Available data:

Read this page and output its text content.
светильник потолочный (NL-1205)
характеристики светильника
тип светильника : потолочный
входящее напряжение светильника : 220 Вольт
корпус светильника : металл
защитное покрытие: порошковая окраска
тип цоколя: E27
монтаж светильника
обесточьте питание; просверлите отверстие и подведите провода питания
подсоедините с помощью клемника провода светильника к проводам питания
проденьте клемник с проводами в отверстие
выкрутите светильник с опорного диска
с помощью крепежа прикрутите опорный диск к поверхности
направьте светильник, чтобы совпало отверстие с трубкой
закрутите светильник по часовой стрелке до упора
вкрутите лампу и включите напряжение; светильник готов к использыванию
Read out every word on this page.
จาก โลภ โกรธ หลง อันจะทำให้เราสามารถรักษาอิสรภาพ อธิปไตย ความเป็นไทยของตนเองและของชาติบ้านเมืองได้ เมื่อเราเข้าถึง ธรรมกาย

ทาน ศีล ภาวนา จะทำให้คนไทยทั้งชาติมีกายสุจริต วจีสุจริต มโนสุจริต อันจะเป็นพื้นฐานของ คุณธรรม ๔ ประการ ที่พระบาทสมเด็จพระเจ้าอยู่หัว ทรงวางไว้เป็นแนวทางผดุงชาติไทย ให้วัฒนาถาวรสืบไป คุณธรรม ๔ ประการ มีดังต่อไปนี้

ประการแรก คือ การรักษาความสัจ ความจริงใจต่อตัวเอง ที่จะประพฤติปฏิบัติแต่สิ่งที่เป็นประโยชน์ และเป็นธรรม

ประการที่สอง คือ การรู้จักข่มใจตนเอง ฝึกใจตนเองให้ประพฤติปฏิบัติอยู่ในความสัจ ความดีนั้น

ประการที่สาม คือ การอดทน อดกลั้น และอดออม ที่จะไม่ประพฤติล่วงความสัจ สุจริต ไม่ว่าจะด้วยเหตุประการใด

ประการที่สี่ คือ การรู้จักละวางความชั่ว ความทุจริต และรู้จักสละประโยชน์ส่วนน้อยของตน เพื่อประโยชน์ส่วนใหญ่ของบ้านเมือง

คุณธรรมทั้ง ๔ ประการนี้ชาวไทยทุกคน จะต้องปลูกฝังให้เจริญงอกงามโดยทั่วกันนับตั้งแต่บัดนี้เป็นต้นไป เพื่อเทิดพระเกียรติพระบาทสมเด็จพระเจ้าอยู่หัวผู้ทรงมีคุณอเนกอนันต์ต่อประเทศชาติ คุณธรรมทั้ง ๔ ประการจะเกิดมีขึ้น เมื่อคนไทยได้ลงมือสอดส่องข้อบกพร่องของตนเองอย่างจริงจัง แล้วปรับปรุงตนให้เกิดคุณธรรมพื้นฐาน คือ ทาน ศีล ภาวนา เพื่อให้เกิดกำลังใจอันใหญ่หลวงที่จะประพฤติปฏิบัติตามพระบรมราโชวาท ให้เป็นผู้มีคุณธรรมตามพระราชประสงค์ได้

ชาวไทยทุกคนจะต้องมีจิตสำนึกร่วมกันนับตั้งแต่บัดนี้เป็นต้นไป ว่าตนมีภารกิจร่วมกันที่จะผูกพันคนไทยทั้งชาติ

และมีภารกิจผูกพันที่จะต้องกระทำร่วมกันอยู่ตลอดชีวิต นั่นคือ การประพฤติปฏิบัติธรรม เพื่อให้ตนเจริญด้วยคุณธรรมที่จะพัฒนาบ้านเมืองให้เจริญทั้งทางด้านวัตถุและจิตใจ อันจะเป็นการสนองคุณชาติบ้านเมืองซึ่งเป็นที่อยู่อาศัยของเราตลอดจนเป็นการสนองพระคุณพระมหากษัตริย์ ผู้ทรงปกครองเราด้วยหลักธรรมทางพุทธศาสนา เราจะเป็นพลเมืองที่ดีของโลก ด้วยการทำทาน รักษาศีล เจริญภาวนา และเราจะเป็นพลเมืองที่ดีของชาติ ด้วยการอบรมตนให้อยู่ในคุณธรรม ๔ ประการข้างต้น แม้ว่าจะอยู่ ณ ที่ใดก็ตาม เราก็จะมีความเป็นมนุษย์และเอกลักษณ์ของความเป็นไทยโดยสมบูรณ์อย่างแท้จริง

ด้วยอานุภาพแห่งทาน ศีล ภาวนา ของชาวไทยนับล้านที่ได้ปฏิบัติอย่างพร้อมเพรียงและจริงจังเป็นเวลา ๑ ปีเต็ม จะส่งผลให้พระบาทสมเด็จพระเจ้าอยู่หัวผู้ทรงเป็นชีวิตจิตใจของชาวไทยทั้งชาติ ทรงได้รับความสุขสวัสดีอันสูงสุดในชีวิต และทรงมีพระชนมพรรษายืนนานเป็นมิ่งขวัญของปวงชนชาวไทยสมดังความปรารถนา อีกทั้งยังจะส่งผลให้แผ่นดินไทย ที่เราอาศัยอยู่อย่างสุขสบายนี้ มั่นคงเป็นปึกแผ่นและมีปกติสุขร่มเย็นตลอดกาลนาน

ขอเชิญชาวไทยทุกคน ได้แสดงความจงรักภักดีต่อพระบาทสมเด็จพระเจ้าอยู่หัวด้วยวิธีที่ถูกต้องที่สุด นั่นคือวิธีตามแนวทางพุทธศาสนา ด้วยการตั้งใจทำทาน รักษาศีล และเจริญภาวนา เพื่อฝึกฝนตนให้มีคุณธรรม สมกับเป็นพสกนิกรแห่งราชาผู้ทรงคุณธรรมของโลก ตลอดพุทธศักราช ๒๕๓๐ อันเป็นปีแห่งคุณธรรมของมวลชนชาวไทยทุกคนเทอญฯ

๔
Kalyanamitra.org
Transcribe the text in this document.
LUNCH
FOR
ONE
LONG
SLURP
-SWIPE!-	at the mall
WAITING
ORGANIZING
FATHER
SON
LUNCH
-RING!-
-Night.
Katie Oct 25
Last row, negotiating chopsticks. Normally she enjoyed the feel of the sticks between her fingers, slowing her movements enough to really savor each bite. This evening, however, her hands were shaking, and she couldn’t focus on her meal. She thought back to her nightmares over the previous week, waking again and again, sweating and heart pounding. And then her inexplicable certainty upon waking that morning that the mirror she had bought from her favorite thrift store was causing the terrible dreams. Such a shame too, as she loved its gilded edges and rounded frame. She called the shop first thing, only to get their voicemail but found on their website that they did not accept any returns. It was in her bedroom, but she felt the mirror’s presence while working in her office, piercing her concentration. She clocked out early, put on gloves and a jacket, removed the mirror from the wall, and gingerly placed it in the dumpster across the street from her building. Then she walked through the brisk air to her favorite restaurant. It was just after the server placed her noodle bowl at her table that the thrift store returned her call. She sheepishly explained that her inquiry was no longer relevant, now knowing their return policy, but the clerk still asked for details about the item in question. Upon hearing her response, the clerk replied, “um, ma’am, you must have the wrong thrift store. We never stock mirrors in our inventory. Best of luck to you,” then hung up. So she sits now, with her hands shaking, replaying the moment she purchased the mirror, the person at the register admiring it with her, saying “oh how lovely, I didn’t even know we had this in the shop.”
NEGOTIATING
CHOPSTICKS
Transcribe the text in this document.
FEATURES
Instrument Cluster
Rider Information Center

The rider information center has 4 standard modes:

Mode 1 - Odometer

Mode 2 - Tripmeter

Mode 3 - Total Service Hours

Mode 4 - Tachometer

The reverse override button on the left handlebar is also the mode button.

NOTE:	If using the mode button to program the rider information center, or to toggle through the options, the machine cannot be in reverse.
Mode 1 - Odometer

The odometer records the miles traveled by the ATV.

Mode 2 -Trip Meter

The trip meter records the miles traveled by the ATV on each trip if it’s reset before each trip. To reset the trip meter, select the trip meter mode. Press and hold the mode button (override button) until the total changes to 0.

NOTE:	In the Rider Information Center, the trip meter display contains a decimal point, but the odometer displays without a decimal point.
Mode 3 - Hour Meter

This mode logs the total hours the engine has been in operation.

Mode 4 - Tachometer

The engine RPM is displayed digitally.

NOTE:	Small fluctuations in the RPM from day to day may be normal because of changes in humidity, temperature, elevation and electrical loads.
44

Written task:
Extract all lines that hold the word "ญภาวนา".

Exercise solution:
และมีภารกิจผูกพันที่จะต้องกระทำร่วมกันอยู่ตลอดชีวิต นั่นคือ การประพฤติปฏิบัติธรรม เพื่อให้ตนเจริญด้วยคุณธรรมที่จะพัฒนาบ้านเมืองให้เจริญทั้งทางด้านวัตถุและจิตใจ อันจะเป็นการสนองคุณชาติบ้านเมืองซึ่งเป็นที่อยู่อาศัยของเราตลอดจนเป็นการสนองพระคุณพระมหากษัตริย์ ผู้ทรงปกครองเราด้วยหลักธรรมทางพุทธศาสนา เราจะเป็นพลเมืองที่ดีของโลก ด้วยการทำทาน รักษาศีล เจริญภาวนา และเราจะเป็นพลเมืองที่ดีของชาติ ด้วยการอบรมตนให้อยู่ในคุณธรรม ๔ ประการข้างต้น แม้ว่าจะอยู่ ณ ที่ใดก็ตาม เราก็จะมีความเป็นมนุษย์และเอกลักษณ์ของความเป็นไทยโดยสมบูรณ์อย่างแท้จริง
ขอเชิญชาวไทยทุกคน ได้แสดงความจงรักภักดีต่อพระบาทสมเด็จพระเจ้าอยู่หัวด้วยวิธีที่ถูกต้องที่สุด นั่นคือวิธีตามแนวทางพุทธศาสนา ด้วยการตั้งใจทำทาน รักษาศีล และเจริญภาวนา เพื่อฝึกฝนตนให้มีคุณธรรม สมกับเป็นพสกนิกรแห่งราชาผู้ทรงคุณธรรมของโลก ตลอดพุทธศักราช ๒๕๓๐ อันเป็นปีแห่งคุณธรรมของมวลชนชาวไทยทุกคนเทอญฯ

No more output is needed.